> _INSTRUCTION_
Copy the records from the beginning through the line containing "theme-version: v1.2.0: [171, 40, 213, 58]", replacing "install-label" with "install-text" and leaving everything else unchanged.
^^^^
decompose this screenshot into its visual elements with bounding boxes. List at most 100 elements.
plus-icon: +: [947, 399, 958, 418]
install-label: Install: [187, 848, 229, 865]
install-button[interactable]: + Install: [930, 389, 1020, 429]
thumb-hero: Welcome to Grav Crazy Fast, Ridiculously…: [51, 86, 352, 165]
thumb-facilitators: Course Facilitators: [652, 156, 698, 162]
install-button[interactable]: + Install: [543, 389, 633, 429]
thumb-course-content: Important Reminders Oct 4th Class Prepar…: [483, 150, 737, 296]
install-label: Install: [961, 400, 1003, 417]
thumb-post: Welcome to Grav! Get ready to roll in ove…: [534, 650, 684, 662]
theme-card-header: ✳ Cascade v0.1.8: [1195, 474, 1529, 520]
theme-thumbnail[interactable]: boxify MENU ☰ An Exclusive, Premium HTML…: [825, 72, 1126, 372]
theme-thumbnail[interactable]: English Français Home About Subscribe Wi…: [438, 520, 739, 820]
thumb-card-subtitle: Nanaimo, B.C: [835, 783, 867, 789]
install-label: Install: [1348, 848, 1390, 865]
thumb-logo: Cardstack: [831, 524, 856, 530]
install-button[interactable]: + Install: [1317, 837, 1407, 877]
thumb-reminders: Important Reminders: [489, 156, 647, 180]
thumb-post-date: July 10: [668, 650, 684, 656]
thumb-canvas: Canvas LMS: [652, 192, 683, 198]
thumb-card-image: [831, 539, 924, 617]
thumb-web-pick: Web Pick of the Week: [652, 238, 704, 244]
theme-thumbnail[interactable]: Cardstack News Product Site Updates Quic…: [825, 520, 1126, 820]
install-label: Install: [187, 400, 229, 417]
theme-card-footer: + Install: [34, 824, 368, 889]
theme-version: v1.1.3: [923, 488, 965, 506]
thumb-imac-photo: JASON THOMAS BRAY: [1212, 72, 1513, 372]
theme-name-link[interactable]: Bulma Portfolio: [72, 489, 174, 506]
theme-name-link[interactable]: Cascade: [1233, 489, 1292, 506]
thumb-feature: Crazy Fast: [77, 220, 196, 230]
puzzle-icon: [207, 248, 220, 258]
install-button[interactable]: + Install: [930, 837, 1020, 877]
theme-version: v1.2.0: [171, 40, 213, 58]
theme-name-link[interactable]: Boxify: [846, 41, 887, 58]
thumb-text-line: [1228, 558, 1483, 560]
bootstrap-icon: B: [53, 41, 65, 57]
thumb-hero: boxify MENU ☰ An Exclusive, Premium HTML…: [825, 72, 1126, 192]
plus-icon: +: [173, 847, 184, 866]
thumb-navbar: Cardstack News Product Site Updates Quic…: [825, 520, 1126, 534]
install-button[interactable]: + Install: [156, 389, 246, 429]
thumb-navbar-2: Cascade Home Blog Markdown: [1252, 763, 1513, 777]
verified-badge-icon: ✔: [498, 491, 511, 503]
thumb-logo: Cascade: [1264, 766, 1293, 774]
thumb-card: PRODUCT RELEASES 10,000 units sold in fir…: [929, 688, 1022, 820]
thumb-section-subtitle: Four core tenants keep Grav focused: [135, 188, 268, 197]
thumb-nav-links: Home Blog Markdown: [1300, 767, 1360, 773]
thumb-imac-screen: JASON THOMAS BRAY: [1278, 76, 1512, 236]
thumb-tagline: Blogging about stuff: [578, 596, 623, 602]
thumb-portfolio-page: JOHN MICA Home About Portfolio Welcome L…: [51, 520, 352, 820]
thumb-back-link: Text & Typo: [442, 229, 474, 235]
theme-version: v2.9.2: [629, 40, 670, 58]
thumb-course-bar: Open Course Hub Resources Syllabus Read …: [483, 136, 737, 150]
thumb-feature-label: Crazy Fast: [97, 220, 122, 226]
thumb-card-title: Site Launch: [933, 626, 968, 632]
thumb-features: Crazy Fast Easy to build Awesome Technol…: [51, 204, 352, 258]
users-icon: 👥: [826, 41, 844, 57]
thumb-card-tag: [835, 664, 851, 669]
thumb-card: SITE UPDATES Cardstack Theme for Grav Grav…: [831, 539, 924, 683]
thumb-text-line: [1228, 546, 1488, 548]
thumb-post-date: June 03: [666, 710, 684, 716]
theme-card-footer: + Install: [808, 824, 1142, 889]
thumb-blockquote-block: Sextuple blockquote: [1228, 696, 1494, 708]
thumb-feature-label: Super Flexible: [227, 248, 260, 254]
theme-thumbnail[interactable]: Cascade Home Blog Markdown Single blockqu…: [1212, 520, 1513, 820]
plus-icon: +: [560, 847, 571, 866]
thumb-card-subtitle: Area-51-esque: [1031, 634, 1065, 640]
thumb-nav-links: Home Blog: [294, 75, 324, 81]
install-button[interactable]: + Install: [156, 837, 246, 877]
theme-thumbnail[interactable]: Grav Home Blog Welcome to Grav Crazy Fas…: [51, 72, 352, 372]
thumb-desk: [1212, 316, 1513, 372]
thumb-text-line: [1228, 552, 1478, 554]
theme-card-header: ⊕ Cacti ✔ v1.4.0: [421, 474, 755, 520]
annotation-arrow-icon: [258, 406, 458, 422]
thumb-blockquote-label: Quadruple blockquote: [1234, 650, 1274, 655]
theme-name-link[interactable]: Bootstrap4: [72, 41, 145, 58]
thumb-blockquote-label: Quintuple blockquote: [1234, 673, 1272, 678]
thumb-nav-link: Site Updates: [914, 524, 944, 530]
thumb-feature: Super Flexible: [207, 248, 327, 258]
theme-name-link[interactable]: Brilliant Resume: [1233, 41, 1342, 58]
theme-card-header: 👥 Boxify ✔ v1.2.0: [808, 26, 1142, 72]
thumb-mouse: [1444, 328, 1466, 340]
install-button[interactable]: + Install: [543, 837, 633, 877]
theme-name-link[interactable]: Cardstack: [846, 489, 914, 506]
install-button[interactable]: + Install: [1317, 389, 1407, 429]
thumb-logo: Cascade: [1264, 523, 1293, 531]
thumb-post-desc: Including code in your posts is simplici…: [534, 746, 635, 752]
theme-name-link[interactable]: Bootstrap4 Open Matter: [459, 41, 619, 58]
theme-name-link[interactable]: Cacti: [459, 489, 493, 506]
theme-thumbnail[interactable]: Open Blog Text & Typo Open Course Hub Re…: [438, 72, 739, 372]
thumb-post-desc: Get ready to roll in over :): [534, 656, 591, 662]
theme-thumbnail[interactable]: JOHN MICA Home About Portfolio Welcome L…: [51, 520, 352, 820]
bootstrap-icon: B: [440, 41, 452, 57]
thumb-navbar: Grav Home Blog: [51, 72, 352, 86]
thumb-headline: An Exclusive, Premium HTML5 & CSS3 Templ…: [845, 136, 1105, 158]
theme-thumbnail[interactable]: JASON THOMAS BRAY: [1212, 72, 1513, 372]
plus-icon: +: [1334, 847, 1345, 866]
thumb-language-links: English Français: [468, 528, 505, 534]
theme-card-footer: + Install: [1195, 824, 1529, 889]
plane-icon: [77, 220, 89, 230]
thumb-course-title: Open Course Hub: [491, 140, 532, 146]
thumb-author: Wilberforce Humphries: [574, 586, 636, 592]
^^^^
> _SOLUTION BELOW_
decompose this screenshot into its visual elements with bounding boxes. List at most 100 elements.
plus-icon: +: [947, 399, 958, 418]
install-text: Install: [187, 848, 229, 865]
install-button[interactable]: + Install: [930, 389, 1020, 429]
thumb-hero: Welcome to Grav Crazy Fast, Ridiculously…: [51, 86, 352, 165]
thumb-facilitators: Course Facilitators: [652, 156, 698, 162]
install-button[interactable]: + Install: [543, 389, 633, 429]
thumb-course-content: Important Reminders Oct 4th Class Prepar…: [483, 150, 737, 296]
install-text: Install: [961, 400, 1003, 417]
thumb-post: Welcome to Grav! Get ready to roll in ove…: [534, 650, 684, 662]
theme-card-header: ✳ Cascade v0.1.8: [1195, 474, 1529, 520]
theme-thumbnail[interactable]: boxify MENU ☰ An Exclusive, Premium HTML…: [825, 72, 1126, 372]
theme-thumbnail[interactable]: English Français Home About Subscribe Wi…: [438, 520, 739, 820]
thumb-card-subtitle: Nanaimo, B.C: [835, 783, 867, 789]
install-text: Install: [1348, 848, 1390, 865]
thumb-logo: Cardstack: [831, 524, 856, 530]
install-button[interactable]: + Install: [1317, 837, 1407, 877]
thumb-reminders: Important Reminders: [489, 156, 647, 180]
thumb-post-date: July 10: [668, 650, 684, 656]
thumb-canvas: Canvas LMS: [652, 192, 683, 198]
thumb-card-image: [831, 539, 924, 617]
thumb-web-pick: Web Pick of the Week: [652, 238, 704, 244]
theme-thumbnail[interactable]: Cardstack News Product Site Updates Quic…: [825, 520, 1126, 820]
install-text: Install: [187, 400, 229, 417]
theme-card-footer: + Install: [34, 824, 368, 889]
theme-version: v1.1.3: [923, 488, 965, 506]
thumb-imac-photo: JASON THOMAS BRAY: [1212, 72, 1513, 372]
theme-name-link[interactable]: Bulma Portfolio: [72, 489, 174, 506]
theme-name-link[interactable]: Cascade: [1233, 489, 1292, 506]
thumb-feature: Crazy Fast: [77, 220, 196, 230]
puzzle-icon: [207, 248, 220, 258]
install-button[interactable]: + Install: [930, 837, 1020, 877]
theme-version: v1.2.0: [171, 40, 213, 58]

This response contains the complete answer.